*INSTRUCTIONS TO FOLLOW*:
Output all lines exactly.

[Stored records]
┄┄┄┄┄┄┄┄┄┄

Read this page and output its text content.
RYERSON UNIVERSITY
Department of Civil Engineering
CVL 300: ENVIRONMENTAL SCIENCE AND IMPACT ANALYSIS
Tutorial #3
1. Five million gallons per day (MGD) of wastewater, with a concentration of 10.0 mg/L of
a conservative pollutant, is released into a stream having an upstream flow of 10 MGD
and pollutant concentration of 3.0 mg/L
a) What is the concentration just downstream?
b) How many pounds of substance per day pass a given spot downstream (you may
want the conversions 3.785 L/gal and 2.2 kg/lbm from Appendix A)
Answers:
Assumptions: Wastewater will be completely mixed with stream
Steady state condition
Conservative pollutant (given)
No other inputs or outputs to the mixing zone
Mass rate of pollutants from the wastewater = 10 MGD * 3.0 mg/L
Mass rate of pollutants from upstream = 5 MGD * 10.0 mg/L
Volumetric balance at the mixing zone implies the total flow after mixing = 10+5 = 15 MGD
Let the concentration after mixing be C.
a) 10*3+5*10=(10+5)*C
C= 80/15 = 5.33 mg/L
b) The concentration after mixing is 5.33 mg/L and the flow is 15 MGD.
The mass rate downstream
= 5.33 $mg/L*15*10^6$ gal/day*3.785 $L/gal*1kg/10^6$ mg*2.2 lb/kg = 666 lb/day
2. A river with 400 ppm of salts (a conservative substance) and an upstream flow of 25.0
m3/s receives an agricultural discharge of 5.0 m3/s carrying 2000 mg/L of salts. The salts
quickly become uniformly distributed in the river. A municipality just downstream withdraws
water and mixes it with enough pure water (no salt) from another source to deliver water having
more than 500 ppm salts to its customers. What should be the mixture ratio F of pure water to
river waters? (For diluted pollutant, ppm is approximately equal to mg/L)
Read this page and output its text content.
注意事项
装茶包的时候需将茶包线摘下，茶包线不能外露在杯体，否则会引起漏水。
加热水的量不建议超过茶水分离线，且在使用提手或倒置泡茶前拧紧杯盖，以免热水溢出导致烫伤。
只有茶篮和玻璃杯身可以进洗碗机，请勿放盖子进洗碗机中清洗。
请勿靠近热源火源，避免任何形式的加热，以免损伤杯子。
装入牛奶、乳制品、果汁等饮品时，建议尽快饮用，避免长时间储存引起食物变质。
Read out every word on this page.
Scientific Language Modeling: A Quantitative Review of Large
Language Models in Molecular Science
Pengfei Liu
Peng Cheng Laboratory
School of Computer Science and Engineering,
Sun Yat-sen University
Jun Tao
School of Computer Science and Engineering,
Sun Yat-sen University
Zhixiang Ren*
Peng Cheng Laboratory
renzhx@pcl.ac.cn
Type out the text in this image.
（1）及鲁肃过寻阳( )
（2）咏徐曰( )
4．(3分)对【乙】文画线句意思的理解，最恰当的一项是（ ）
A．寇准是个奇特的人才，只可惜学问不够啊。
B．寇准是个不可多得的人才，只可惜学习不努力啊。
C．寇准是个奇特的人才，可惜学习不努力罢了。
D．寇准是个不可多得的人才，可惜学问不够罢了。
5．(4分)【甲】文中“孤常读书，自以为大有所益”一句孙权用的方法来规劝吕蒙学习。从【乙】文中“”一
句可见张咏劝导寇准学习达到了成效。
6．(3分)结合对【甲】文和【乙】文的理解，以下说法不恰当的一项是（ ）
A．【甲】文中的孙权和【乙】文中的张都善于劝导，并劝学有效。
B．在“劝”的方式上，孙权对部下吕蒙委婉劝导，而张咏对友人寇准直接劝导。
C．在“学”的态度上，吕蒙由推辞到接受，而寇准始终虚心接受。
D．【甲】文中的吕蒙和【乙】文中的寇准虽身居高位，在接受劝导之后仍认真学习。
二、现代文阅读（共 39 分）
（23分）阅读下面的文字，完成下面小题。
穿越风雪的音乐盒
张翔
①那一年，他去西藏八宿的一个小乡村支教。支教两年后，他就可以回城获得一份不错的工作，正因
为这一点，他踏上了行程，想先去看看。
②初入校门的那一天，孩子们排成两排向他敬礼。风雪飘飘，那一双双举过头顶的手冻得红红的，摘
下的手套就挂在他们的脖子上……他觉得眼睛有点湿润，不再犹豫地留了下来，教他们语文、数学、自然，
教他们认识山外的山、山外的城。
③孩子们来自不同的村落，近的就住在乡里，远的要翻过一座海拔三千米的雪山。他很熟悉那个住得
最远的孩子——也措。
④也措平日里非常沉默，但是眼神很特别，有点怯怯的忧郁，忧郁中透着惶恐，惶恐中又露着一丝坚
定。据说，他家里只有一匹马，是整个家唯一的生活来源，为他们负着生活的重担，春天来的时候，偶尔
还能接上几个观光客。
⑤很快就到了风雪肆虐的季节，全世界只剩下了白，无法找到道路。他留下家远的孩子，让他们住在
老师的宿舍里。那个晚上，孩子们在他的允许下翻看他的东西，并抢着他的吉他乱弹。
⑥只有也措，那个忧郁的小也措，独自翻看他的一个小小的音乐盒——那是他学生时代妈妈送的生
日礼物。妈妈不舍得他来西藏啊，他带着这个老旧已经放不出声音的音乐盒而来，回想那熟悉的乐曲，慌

┄┄┄┄┄┄┄┄┄┄

*EXERCISE RESPONSE*:
Read this page and output its text content.
RYERSON UNIVERSITY
Department of Civil Engineering
CVL 300: ENVIRONMENTAL SCIENCE AND IMPACT ANALYSIS
Tutorial #3
1. Five million gallons per day (MGD) of wastewater, with a concentration of 10.0 mg/L of
a conservative pollutant, is released into a stream having an upstream flow of 10 MGD
and pollutant concentration of 3.0 mg/L
a) What is the concentration just downstream?
b) How many pounds of substance per day pass a given spot downstream (you may
want the conversions 3.785 L/gal and 2.2 kg/lbm from Appendix A)
Answers:
Assumptions: Wastewater will be completely mixed with stream
Steady state condition
Conservative pollutant (given)
No other inputs or outputs to the mixing zone
Mass rate of pollutants from the wastewater = 10 MGD * 3.0 mg/L
Mass rate of pollutants from upstream = 5 MGD * 10.0 mg/L
Volumetric balance at the mixing zone implies the total flow after mixing = 10+5 = 15 MGD
Let the concentration after mixing be C.
a) 10*3+5*10=(10+5)*C
C= 80/15 = 5.33 mg/L
b) The concentration after mixing is 5.33 mg/L and the flow is 15 MGD.
The mass rate downstream
= 5.33 $mg/L*15*10^6$ gal/day*3.785 $L/gal*1kg/10^6$ mg*2.2 lb/kg = 666 lb/day
2. A river with 400 ppm of salts (a conservative substance) and an upstream flow of 25.0
m3/s receives an agricultural discharge of 5.0 m3/s carrying 2000 mg/L of salts. The salts
quickly become uniformly distributed in the river. A municipality just downstream withdraws
water and mixes it with enough pure water (no salt) from another source to deliver water having
more than 500 ppm salts to its customers. What should be the mixture ratio F of pure water to
river waters? (For diluted pollutant, ppm is approximately equal to mg/L)
Read this page and output its text content.
注意事项
装茶包的时候需将茶包线摘下，茶包线不能外露在杯体，否则会引起漏水。
加热水的量不建议超过茶水分离线，且在使用提手或倒置泡茶前拧紧杯盖，以免热水溢出导致烫伤。
只有茶篮和玻璃杯身可以进洗碗机，请勿放盖子进洗碗机中清洗。
请勿靠近热源火源，避免任何形式的加热，以免损伤杯子。
装入牛奶、乳制品、果汁等饮品时，建议尽快饮用，避免长时间储存引起食物变质。
Read out every word on this page.
Scientific Language Modeling: A Quantitative Review of Large
Language Models in Molecular Science
Pengfei Liu
Peng Cheng Laboratory
School of Computer Science and Engineering,
Sun Yat-sen University
Jun Tao
School of Computer Science and Engineering,
Sun Yat-sen University
Zhixiang Ren*
Peng Cheng Laboratory
renzhx@pcl.ac.cn
Type out the text in this image.
（1）及鲁肃过寻阳( )
（2）咏徐曰( )
4．(3分)对【乙】文画线句意思的理解，最恰当的一项是（ ）
A．寇准是个奇特的人才，只可惜学问不够啊。
B．寇准是个不可多得的人才，只可惜学习不努力啊。
C．寇准是个奇特的人才，可惜学习不努力罢了。
D．寇准是个不可多得的人才，可惜学问不够罢了。
5．(4分)【甲】文中“孤常读书，自以为大有所益”一句孙权用的方法来规劝吕蒙学习。从【乙】文中“”一
句可见张咏劝导寇准学习达到了成效。
6．(3分)结合对【甲】文和【乙】文的理解，以下说法不恰当的一项是（ ）
A．【甲】文中的孙权和【乙】文中的张都善于劝导，并劝学有效。
B．在“劝”的方式上，孙权对部下吕蒙委婉劝导，而张咏对友人寇准直接劝导。
C．在“学”的态度上，吕蒙由推辞到接受，而寇准始终虚心接受。
D．【甲】文中的吕蒙和【乙】文中的寇准虽身居高位，在接受劝导之后仍认真学习。
二、现代文阅读（共 39 分）
（23分）阅读下面的文字，完成下面小题。
穿越风雪的音乐盒
张翔
①那一年，他去西藏八宿的一个小乡村支教。支教两年后，他就可以回城获得一份不错的工作，正因
为这一点，他踏上了行程，想先去看看。
②初入校门的那一天，孩子们排成两排向他敬礼。风雪飘飘，那一双双举过头顶的手冻得红红的，摘
下的手套就挂在他们的脖子上……他觉得眼睛有点湿润，不再犹豫地留了下来，教他们语文、数学、自然，
教他们认识山外的山、山外的城。
③孩子们来自不同的村落，近的就住在乡里，远的要翻过一座海拔三千米的雪山。他很熟悉那个住得
最远的孩子——也措。
④也措平日里非常沉默，但是眼神很特别，有点怯怯的忧郁，忧郁中透着惶恐，惶恐中又露着一丝坚
定。据说，他家里只有一匹马，是整个家唯一的生活来源，为他们负着生活的重担，春天来的时候，偶尔
还能接上几个观光客。
⑤很快就到了风雪肆虐的季节，全世界只剩下了白，无法找到道路。他留下家远的孩子，让他们住在
老师的宿舍里。那个晚上，孩子们在他的允许下翻看他的东西，并抢着他的吉他乱弹。
⑥只有也措，那个忧郁的小也措，独自翻看他的一个小小的音乐盒——那是他学生时代妈妈送的生
日礼物。妈妈不舍得他来西藏啊，他带着这个老旧已经放不出声音的音乐盒而来，回想那熟悉的乐曲，慌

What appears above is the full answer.